Collected data:

----------

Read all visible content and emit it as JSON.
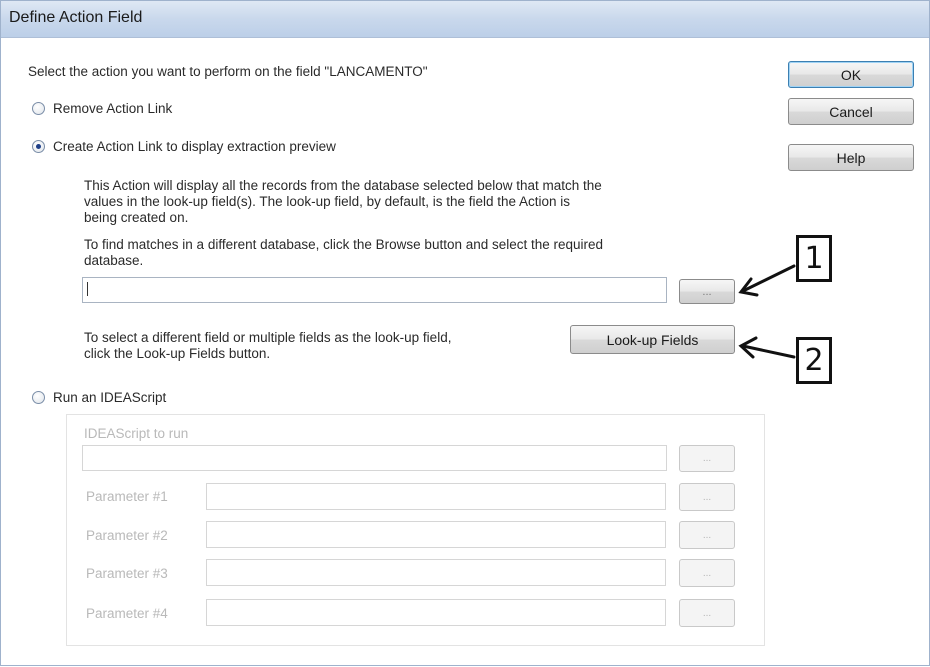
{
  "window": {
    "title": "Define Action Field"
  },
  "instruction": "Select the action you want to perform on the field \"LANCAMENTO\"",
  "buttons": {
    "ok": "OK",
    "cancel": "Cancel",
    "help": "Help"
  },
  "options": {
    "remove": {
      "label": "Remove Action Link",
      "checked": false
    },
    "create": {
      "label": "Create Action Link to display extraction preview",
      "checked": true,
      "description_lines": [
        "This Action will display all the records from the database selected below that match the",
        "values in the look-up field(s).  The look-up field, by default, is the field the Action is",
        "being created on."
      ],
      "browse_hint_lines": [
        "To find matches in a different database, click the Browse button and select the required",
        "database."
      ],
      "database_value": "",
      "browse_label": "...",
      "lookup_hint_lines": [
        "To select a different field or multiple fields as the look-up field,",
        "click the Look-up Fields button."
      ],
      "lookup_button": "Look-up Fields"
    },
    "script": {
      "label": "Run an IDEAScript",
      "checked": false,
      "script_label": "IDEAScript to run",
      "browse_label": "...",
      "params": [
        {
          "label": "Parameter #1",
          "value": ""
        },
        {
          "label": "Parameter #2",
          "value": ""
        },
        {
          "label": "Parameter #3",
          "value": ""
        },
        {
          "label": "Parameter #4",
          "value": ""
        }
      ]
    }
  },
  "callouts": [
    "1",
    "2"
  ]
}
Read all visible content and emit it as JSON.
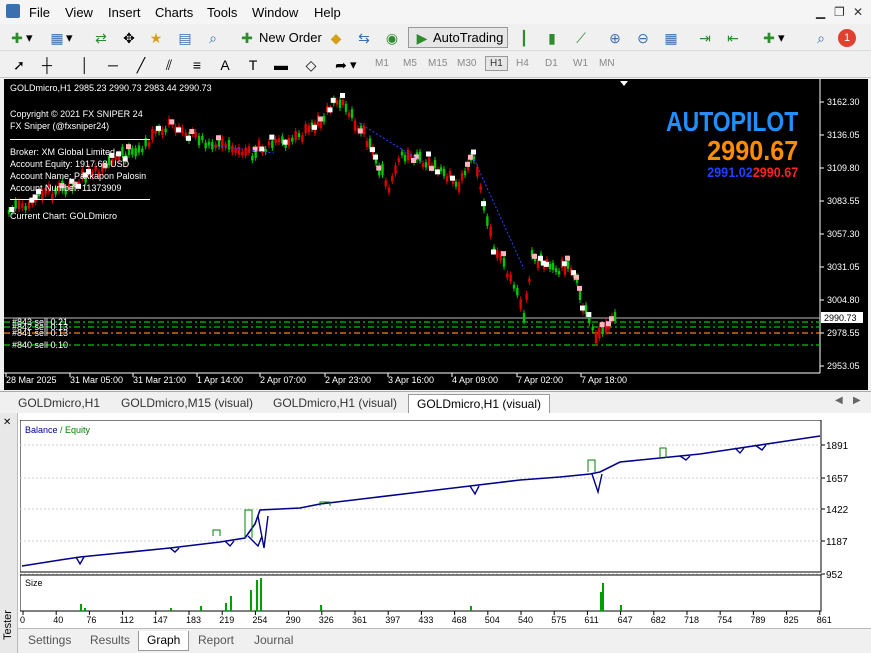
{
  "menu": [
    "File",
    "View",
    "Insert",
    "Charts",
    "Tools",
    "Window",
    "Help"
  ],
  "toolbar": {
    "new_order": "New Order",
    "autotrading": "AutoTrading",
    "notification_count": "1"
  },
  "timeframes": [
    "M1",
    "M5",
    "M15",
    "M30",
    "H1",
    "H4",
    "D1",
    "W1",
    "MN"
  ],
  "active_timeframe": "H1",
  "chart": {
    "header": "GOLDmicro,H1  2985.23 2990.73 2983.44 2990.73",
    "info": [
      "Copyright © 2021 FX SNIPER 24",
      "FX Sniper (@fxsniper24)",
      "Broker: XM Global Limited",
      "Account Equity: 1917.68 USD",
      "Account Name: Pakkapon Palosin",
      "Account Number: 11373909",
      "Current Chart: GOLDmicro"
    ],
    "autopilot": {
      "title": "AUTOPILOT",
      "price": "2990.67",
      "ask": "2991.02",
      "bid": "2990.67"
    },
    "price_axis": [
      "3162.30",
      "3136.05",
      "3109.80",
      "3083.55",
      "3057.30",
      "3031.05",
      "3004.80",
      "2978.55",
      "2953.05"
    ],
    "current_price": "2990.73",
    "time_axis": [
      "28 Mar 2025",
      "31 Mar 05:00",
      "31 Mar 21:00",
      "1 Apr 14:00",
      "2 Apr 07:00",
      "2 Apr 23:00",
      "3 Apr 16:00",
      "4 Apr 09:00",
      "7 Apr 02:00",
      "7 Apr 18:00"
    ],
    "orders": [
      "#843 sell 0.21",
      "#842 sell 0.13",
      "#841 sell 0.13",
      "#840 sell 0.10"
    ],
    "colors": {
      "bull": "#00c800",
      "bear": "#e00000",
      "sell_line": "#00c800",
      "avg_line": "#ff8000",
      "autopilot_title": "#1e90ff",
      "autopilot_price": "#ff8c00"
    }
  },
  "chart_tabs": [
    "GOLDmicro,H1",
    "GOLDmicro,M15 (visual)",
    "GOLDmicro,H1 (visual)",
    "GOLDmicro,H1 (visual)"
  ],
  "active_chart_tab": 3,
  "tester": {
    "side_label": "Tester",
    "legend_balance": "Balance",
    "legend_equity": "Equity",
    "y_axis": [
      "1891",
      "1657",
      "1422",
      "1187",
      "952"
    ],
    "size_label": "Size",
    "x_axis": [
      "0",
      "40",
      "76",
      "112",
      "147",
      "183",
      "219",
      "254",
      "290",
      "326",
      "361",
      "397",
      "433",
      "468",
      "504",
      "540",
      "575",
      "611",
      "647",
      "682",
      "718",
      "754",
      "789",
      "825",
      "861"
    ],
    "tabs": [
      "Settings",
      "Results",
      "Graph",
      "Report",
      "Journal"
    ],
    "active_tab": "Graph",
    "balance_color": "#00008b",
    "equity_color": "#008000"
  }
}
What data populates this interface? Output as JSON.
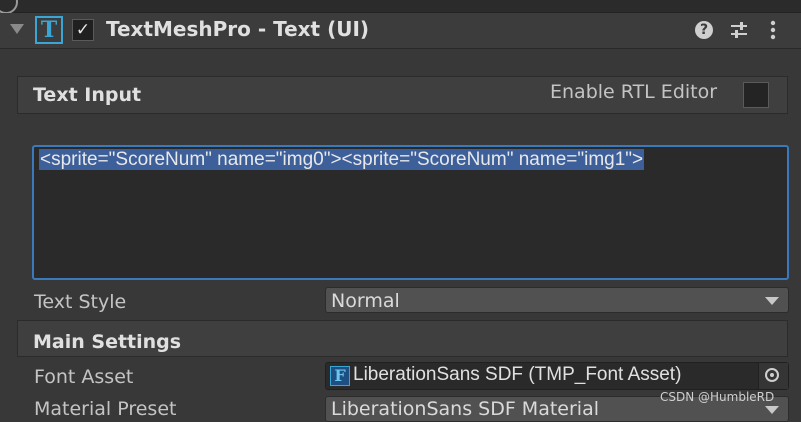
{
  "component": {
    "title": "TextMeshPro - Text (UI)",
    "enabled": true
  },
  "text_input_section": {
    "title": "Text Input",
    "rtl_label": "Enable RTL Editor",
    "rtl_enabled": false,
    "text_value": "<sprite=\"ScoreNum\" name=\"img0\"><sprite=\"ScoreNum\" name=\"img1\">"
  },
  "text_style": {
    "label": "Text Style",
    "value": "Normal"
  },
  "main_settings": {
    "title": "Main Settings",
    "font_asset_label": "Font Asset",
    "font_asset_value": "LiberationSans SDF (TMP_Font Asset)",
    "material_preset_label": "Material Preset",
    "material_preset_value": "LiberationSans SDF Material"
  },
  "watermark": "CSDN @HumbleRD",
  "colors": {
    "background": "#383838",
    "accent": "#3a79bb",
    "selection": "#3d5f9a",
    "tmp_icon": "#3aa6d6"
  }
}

----------

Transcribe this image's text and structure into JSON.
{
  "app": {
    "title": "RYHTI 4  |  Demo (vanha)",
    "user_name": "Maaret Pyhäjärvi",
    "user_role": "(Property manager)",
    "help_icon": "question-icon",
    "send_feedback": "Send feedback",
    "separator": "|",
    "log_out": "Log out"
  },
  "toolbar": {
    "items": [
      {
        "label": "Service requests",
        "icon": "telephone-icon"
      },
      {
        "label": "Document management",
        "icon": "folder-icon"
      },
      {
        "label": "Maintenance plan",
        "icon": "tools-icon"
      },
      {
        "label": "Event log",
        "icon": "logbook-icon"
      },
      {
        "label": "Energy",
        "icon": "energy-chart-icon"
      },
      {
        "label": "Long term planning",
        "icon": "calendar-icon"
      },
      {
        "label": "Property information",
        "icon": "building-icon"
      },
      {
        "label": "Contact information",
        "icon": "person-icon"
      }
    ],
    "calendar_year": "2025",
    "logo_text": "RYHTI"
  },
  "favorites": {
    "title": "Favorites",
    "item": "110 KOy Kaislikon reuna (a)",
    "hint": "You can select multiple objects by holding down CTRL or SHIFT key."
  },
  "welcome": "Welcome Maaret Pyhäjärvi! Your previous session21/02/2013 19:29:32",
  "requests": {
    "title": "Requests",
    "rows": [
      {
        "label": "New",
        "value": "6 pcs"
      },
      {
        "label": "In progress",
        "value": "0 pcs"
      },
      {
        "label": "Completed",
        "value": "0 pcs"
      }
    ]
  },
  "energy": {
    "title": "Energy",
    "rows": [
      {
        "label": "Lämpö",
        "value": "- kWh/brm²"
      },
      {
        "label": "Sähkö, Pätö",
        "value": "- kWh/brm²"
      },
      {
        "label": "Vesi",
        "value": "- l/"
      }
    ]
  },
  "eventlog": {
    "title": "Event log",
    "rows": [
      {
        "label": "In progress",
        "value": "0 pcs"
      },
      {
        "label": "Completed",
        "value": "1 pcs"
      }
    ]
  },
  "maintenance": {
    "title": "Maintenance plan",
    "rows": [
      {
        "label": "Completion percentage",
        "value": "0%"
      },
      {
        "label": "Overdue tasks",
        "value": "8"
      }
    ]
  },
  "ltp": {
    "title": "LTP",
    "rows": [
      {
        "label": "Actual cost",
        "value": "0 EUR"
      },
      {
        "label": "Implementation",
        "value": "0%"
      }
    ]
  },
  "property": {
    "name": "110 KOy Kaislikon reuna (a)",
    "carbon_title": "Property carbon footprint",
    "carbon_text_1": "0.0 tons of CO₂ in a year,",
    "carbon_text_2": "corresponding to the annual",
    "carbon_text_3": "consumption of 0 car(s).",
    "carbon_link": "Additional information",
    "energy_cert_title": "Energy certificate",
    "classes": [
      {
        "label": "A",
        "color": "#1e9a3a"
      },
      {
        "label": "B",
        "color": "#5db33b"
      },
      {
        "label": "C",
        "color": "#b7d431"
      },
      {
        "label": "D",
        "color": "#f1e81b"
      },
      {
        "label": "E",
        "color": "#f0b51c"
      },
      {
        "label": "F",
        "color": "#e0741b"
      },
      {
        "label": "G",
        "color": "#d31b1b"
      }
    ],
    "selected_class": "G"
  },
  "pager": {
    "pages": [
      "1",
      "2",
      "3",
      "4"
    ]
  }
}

----------

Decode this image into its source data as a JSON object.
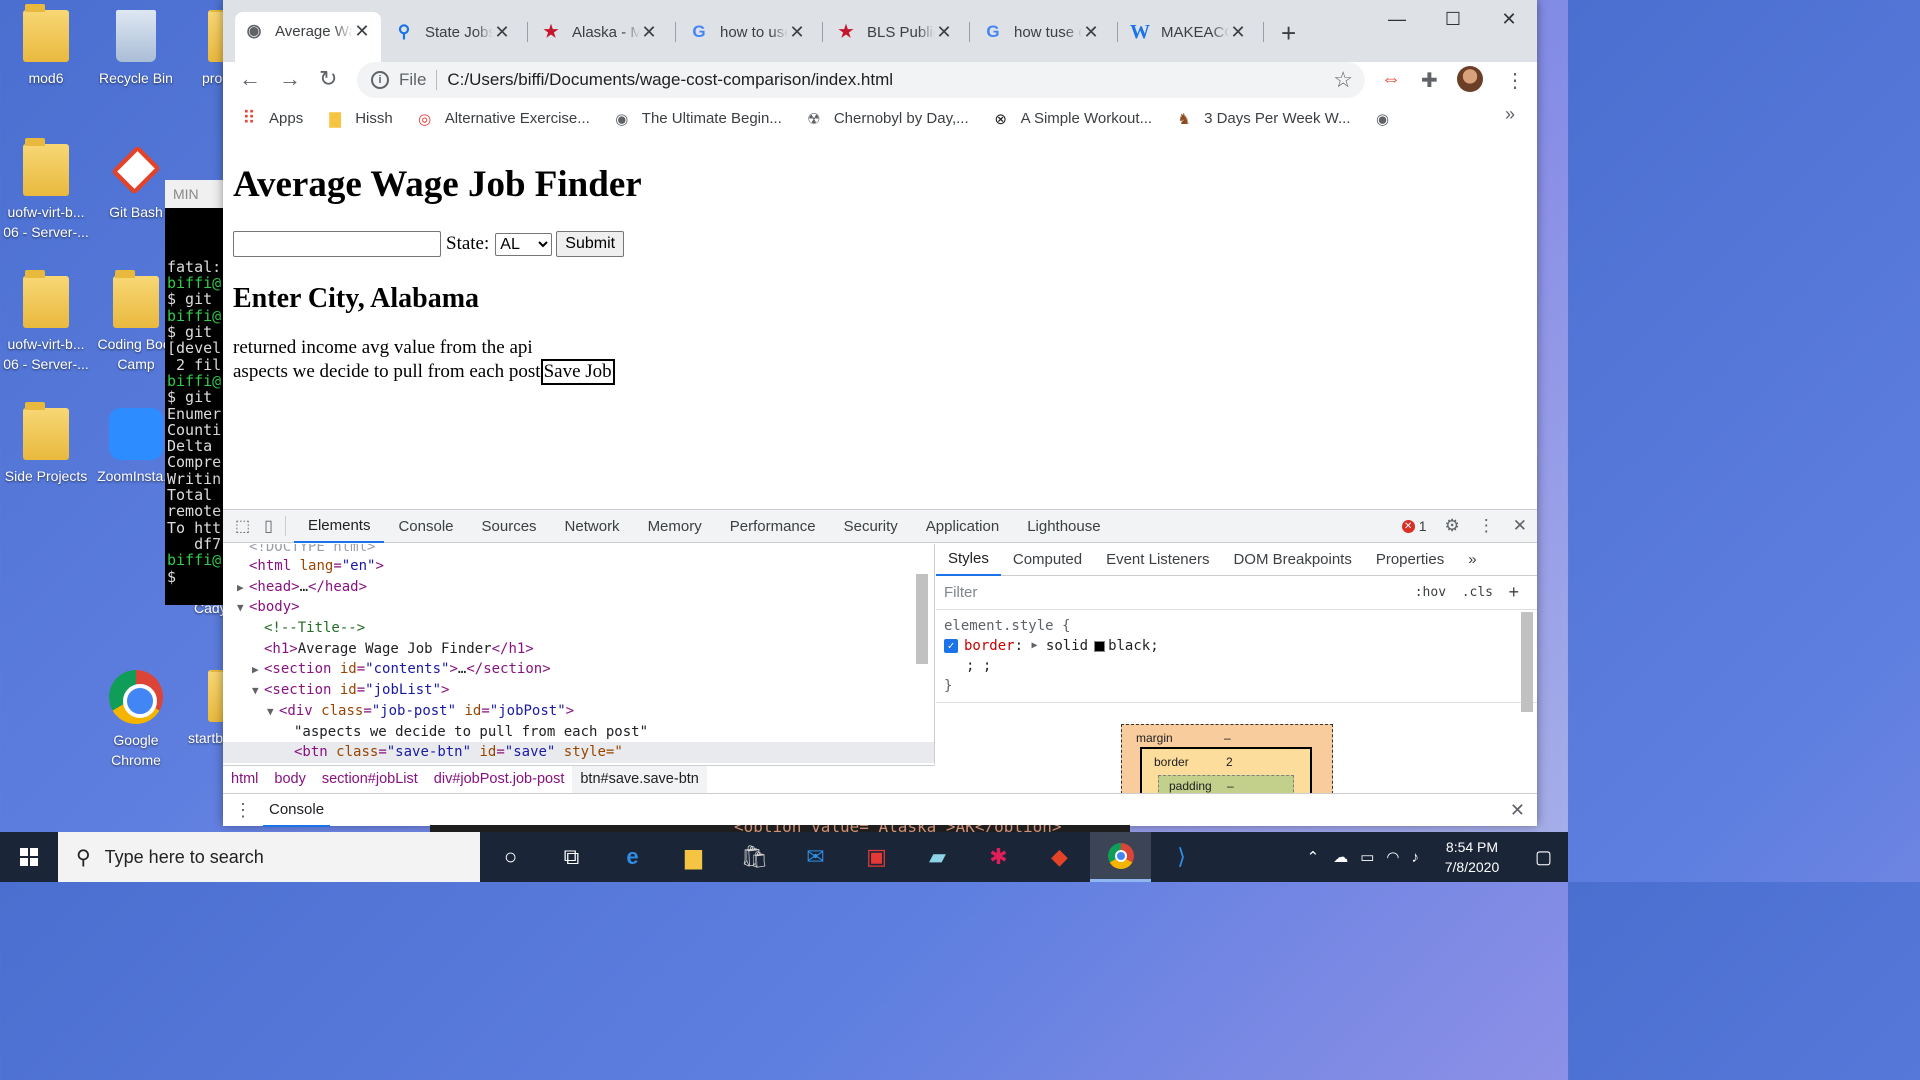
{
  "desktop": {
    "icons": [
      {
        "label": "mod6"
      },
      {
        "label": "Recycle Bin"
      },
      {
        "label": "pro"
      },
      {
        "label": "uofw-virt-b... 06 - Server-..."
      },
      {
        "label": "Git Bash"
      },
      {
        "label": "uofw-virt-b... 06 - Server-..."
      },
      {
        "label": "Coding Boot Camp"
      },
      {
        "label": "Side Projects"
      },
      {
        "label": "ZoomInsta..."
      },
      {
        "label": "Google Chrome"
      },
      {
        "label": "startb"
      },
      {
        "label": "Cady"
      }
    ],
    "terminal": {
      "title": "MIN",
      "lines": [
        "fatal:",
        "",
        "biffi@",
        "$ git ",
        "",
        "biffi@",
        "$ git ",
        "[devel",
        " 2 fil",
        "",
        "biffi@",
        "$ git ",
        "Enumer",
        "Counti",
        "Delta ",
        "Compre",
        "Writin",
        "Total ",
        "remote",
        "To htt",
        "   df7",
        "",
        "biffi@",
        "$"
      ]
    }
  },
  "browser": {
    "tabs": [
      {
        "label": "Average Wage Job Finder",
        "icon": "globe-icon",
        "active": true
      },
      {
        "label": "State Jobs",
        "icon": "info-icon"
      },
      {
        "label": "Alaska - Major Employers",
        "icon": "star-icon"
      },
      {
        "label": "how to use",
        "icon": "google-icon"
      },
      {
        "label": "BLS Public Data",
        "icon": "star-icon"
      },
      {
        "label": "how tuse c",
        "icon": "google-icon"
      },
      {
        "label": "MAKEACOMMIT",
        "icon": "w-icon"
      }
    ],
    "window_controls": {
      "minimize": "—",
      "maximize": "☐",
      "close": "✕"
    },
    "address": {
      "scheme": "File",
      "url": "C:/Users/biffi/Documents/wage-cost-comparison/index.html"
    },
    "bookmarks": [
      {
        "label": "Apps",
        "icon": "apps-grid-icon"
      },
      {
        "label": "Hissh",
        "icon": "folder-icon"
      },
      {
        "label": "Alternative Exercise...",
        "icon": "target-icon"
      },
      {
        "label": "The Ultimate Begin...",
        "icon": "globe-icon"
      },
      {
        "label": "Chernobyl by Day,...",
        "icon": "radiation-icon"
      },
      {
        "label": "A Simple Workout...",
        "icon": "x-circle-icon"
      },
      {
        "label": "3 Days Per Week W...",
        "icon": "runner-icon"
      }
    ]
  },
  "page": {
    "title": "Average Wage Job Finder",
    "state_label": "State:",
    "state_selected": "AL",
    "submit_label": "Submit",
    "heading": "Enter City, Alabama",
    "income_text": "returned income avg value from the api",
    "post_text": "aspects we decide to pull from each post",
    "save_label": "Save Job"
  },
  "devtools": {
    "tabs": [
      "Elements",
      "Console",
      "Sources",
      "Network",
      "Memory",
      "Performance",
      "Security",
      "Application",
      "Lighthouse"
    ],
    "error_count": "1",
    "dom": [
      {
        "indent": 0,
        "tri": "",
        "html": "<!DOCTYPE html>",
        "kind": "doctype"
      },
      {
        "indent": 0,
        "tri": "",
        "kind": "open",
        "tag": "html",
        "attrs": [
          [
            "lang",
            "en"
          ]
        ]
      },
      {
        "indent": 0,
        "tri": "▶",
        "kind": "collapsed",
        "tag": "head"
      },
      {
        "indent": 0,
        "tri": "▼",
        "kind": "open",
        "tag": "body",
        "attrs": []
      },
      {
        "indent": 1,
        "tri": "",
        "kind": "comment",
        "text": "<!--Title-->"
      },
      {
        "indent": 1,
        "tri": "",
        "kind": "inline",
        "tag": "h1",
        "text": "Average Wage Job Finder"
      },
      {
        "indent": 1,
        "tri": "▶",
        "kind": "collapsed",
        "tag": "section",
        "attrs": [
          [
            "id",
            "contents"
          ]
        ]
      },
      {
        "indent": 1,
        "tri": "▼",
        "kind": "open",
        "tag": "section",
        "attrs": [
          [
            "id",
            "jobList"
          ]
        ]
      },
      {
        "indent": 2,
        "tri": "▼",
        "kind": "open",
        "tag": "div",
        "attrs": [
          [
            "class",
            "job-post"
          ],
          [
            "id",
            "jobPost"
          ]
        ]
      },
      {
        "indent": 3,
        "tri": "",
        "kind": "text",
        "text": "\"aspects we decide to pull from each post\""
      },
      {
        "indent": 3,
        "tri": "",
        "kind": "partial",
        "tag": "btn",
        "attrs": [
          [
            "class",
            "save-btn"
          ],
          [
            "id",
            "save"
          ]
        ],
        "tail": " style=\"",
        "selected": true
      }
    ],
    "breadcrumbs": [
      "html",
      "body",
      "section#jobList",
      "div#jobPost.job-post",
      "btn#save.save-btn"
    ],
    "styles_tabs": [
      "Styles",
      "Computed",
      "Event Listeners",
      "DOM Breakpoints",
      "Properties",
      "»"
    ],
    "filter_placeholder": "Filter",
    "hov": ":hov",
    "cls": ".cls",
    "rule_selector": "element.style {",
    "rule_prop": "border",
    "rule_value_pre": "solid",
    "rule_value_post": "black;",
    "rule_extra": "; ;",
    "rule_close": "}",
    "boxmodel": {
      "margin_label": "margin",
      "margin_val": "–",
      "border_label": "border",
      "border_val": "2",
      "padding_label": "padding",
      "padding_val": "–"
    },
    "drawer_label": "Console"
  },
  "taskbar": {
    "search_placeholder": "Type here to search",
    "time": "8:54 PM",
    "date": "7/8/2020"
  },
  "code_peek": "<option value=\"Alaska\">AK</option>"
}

----------

Task details:
In the lines above, find each one with "different" and list it.

Expected answer:
        "To find matches in a different database, click the Browse button and select the required",
        "To select a different field or multiple fields as the look-up field,",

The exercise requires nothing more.